GIVEN EXERCISE
All of the listing below must be repeated word for word. Pictures are the only thing to omit.

SUPPLIED MATERIAL
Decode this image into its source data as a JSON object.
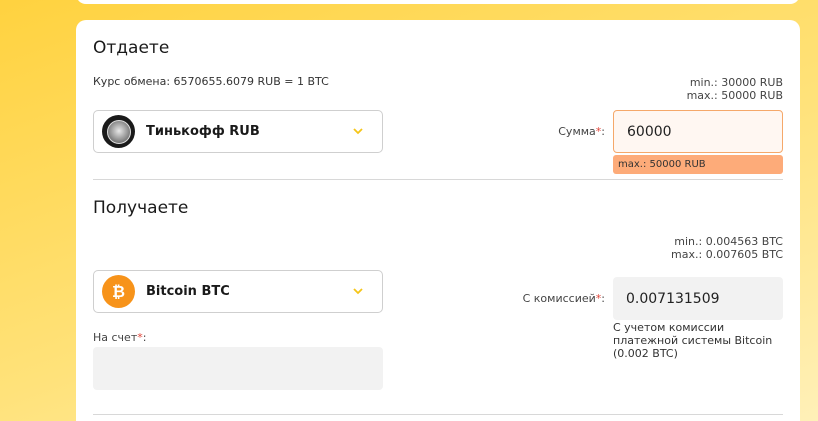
{
  "give": {
    "title": "Отдаете",
    "rate": "Курс обмена: 6570655.6079 RUB = 1 BTC",
    "min": "min.: 30000 RUB",
    "max": "max.: 50000 RUB",
    "currency": "Тинькофф RUB",
    "amount_label": "Сумма",
    "amount_value": "60000",
    "error": "max.: 50000 RUB"
  },
  "receive": {
    "title": "Получаете",
    "min": "min.: 0.004563 BTC",
    "max": "max.: 0.007605 BTC",
    "currency": "Bitcoin BTC",
    "fee_label": "С комиссией",
    "fee_value": "0.007131509",
    "fee_note": "С учетом комиссии платежной системы Bitcoin (0.002 BTC)",
    "account_label": "На счет",
    "account_value": ""
  },
  "icons": {
    "bank": "tinkoff-logo-icon",
    "coin": "bitcoin-icon",
    "dropdown": "chevron-down-icon"
  },
  "colors": {
    "accent": "#f5c518",
    "error_bg": "#fdab79",
    "btc": "#f7931a"
  }
}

EXERCISE ANSWER
Decode this image into its source data as a JSON object.
{
  "give": {
    "title": "Отдаете",
    "rate": "Курс обмена: 6570655.6079 RUB = 1 BTC",
    "min": "min.: 30000 RUB",
    "max": "max.: 50000 RUB",
    "currency": "Тинькофф RUB",
    "amount_label": "Сумма",
    "amount_value": "60000",
    "error": "max.: 50000 RUB"
  },
  "receive": {
    "title": "Получаете",
    "min": "min.: 0.004563 BTC",
    "max": "max.: 0.007605 BTC",
    "currency": "Bitcoin BTC",
    "fee_label": "С комиссией",
    "fee_value": "0.007131509",
    "fee_note": "С учетом комиссии платежной системы Bitcoin (0.002 BTC)",
    "account_label": "На счет",
    "account_value": ""
  },
  "icons": {
    "bank": "tinkoff-logo-icon",
    "coin": "bitcoin-icon",
    "dropdown": "chevron-down-icon"
  },
  "colors": {
    "accent": "#f5c518",
    "error_bg": "#fdab79",
    "btc": "#f7931a"
  }
}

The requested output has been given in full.